Without the pictures, print each of the records below exactly as it appears.

Dataset rows:
========

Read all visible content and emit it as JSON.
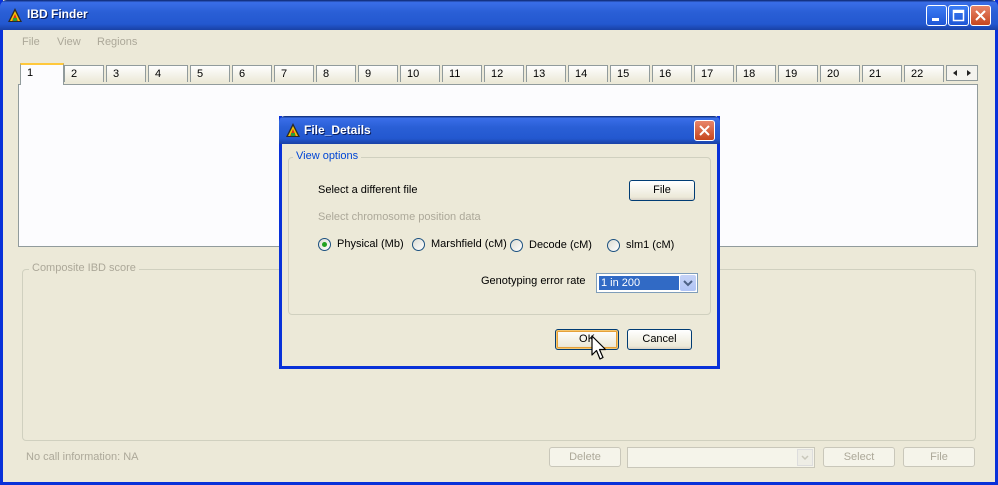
{
  "window": {
    "title": "IBD Finder"
  },
  "menu": [
    "File",
    "View",
    "Regions"
  ],
  "tabs": [
    "1",
    "2",
    "3",
    "4",
    "5",
    "6",
    "7",
    "8",
    "9",
    "10",
    "11",
    "12",
    "13",
    "14",
    "15",
    "16",
    "17",
    "18",
    "19",
    "20",
    "21",
    "22"
  ],
  "composite_group": {
    "label": "Composite IBD score"
  },
  "status": {
    "text": "No call information: NA"
  },
  "bottom_buttons": {
    "delete": "Delete",
    "select": "Select",
    "file": "File"
  },
  "dialog": {
    "title": "File_Details",
    "group_label": "View options",
    "select_file_label": "Select a different file",
    "file_button": "File",
    "chromosome_label": "Select chromosome position data",
    "radios": [
      {
        "label": "Physical (Mb)",
        "checked": true
      },
      {
        "label": "Marshfield (cM)",
        "checked": false
      },
      {
        "label": "Decode (cM)",
        "checked": false
      },
      {
        "label": "slm1 (cM)",
        "checked": false
      }
    ],
    "error_rate_label": "Genotyping error rate",
    "error_rate_value": "1 in 200",
    "ok_button": "OK",
    "cancel_button": "Cancel"
  },
  "colors": {
    "titlebar": "#2358d0",
    "face": "#ece9d8",
    "active_tab": "#ffc83c",
    "radio_dot": "#21a121"
  }
}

========

# [RESPONSE FOR THIS EXERCISE]
Read all visible content and emit it as JSON.
{
  "window": {
    "title": "IBD Finder"
  },
  "menu": [
    "File",
    "View",
    "Regions"
  ],
  "tabs": [
    "1",
    "2",
    "3",
    "4",
    "5",
    "6",
    "7",
    "8",
    "9",
    "10",
    "11",
    "12",
    "13",
    "14",
    "15",
    "16",
    "17",
    "18",
    "19",
    "20",
    "21",
    "22"
  ],
  "composite_group": {
    "label": "Composite IBD score"
  },
  "status": {
    "text": "No call information: NA"
  },
  "bottom_buttons": {
    "delete": "Delete",
    "select": "Select",
    "file": "File"
  },
  "dialog": {
    "title": "File_Details",
    "group_label": "View options",
    "select_file_label": "Select a different file",
    "file_button": "File",
    "chromosome_label": "Select chromosome position data",
    "radios": [
      {
        "label": "Physical (Mb)",
        "checked": true
      },
      {
        "label": "Marshfield (cM)",
        "checked": false
      },
      {
        "label": "Decode (cM)",
        "checked": false
      },
      {
        "label": "slm1 (cM)",
        "checked": false
      }
    ],
    "error_rate_label": "Genotyping error rate",
    "error_rate_value": "1 in 200",
    "ok_button": "OK",
    "cancel_button": "Cancel"
  },
  "colors": {
    "titlebar": "#2358d0",
    "face": "#ece9d8",
    "active_tab": "#ffc83c",
    "radio_dot": "#21a121"
  }
}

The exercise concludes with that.